Your tasks ▸
a. Answer these questions using the passage about EdgePoint:
(i) How large a stake in EdgePoint does Cymbria hold?
(ii) What minimum investment does EdgePoint require?
(iii) What share of Canada's financial advisers is EdgePoint targeting?
b. Please decide whether each statement agrees with the passage about EdgePoint, answering yes or no and quoting the words that settle it:
(i) Farmer will focus on managing money.
(ii) Value managers typically buy stocks that are falling.
(iii) MacDonald says EdgePoint has set an asset target.
c. Extend the passage about EdgePoint, starting after its final sentence.

Document passage ▸

To avoid a common trap at fund firms led by star managers, Farmer will focus on administration, leaving MacDonald and Bousada to do what they do best: manage money. The Cymbria IPO sidesteps another stumbling block-convincing reticent advisers that EdgePoint is here to stay-by establishing a permanent pool of capital that, unlike mutual funds, holders cannot redeem. "It will allow us to keep the lights on at EdgePoint forever," Farmer says. And with a 23% stake in EdgePoint (Krembil, Farmer, MacDonald and Bousada own the rest), Cymbria is an even more compelling investment, says CIBC's Dubczak: "With that added feature, the catchphrase among dealers was, 'If investors will buy anything, they'll buy this.'"
Value managers require patient investors. They typically buy stocks that are falling and sell those that are rising. It's the 10-year averages that matter, not one-year returns. Try telling that to fickle investors.
EdgePoint hopes to keep costs low-not to mention weed out the fickle-by requiring a minimum $15,000 investment, with penalties for early redemptions. And they're only targeting 1% of the 75,000 financial advisers in Canada, to become "the select partners to the few, and service them better than they've been serviced in the past 10 years," says MacDonald. The partners are vague about their goals for growth. "You can't set an asset target," says MacDonald. "That shows everybody what you're about already. We're here to create something we think people will want."
Krembil says that for EdgePoint to reach billions of dollars in assets under management (which would still place it well below the top 10 fund companies in Canada) "will be highly unlikely. Our ambition is to produce a good rate of return. That was our ambition in the early days of Trimark. If we focus on taking care of investors, everything will take care of itself."

Dataset items

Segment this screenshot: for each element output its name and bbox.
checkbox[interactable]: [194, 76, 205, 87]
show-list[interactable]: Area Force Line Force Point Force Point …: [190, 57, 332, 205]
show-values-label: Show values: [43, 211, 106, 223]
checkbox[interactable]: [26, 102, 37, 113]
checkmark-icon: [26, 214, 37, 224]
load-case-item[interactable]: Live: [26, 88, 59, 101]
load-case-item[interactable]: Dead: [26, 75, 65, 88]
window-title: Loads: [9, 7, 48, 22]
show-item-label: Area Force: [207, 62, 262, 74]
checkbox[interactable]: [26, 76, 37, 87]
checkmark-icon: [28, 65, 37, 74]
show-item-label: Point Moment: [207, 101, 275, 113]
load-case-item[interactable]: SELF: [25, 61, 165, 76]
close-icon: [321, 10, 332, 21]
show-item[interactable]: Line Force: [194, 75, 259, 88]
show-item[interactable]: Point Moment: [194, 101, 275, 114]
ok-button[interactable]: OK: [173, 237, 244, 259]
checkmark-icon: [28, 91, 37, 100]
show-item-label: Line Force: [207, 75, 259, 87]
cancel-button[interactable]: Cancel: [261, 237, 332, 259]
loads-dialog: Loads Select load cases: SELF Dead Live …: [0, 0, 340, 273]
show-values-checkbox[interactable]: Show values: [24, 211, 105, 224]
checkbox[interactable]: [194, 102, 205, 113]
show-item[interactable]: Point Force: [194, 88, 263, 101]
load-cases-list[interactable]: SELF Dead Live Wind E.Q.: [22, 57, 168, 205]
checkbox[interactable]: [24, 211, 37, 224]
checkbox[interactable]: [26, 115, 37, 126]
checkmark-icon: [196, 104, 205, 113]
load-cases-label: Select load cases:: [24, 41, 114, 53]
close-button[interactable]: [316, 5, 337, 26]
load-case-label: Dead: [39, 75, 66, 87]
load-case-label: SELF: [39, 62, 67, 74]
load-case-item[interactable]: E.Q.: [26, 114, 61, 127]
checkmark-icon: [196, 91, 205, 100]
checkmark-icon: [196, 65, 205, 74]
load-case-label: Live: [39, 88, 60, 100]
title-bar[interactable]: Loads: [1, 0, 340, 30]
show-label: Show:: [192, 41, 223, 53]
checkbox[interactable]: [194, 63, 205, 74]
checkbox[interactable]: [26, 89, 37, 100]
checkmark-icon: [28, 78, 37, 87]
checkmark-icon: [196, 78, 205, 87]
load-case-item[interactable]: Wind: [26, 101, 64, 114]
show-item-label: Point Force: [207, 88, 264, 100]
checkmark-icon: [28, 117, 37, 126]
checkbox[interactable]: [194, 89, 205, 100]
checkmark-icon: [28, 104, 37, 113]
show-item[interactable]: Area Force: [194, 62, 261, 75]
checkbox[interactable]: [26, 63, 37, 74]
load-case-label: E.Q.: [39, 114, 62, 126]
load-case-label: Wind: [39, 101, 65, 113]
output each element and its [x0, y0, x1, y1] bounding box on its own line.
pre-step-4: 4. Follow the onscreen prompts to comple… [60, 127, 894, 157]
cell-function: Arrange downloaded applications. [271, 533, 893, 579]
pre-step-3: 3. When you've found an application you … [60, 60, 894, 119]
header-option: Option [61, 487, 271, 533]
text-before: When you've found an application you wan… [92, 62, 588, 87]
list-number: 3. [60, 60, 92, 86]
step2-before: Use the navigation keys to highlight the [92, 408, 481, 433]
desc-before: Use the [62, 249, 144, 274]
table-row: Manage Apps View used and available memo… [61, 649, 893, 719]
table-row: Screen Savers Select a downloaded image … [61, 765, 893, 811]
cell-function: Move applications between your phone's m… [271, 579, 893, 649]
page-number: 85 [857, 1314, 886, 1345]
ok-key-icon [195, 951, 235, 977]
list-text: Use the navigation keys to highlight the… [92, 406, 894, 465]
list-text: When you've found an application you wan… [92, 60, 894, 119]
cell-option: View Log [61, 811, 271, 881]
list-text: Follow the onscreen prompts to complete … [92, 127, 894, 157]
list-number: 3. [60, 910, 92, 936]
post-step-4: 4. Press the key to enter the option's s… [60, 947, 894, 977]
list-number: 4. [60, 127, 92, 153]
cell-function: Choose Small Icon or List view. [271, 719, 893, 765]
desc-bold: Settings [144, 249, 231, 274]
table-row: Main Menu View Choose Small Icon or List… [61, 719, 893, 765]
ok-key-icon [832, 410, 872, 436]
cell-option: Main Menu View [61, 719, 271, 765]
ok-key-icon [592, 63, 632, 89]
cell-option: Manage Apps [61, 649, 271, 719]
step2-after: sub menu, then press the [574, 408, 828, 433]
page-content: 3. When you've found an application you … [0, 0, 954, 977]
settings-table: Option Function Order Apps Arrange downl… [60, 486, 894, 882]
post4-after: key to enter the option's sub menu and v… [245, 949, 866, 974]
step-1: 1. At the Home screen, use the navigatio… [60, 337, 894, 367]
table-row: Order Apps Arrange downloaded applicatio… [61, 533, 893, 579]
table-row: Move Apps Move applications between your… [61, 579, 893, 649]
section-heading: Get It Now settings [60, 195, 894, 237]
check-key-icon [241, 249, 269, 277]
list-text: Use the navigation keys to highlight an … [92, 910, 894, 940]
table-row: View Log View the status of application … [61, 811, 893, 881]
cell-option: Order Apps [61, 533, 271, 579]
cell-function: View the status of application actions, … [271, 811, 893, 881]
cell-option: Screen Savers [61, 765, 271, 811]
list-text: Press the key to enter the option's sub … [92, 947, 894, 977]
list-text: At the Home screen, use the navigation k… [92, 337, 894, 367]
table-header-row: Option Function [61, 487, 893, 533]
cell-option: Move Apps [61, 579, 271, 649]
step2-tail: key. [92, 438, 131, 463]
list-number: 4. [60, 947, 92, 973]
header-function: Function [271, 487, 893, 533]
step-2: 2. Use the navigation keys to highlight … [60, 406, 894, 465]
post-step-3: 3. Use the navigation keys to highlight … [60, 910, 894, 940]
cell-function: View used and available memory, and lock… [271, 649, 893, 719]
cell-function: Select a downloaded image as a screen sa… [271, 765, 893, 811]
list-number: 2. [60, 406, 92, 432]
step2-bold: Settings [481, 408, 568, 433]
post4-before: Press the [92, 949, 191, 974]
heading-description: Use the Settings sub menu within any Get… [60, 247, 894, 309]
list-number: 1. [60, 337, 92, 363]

Results in order ▸
a.
(i) A 23% stake.
(ii) $15,000.
(iii) 1% of the 75,000 financial advisers in Canada.

b.
(i) No: "Farmer will focus on administration, leaving MacDonald and Bousada to do what they do best: manage money."
(ii) Yes: "They typically buy stocks that are falling and sell those that are rising."
(iii) No: "You can't set an asset target," says MacDonald.

c.
This may be a golden opportunity for value investors-but in a down economy, they'll have to be wary of traps, something that Bill Miller, the legendary Legg Mason portfolio manager, was not: He ended a 15-year run of above-average returns when he made a heavy, premature bet on U.S. financials last year, with calamitous results. "There are a lot of things that are cheap out there that will go to zero," MacDonald cautions. His strategy: Concentrate on 20 or 30 names, sticking to quality. "This is a time for those with a skill for identifying great businesses that can grow and steal share." One example is Moody's Corp. The stock has been hit hard-credit rating firms have been disgraced by their role in the U.S. subprime mortgage fiasco. "But people still need corporate debt rated," MacDonald says, so that business will continue to grow and generate cash.
Another favourite is Ryanair. The European discount airline "simply blows away the competition." It keeps costs controlled, buys planes during recessions, and continues to fill its growing number of seats at low prices. "In a recession, people will still fly," he says. "They'll fly less; they'll fly more Ryanair. We'll make money on Ryanair the old-fashioned way, by participating in the growth of value in that business."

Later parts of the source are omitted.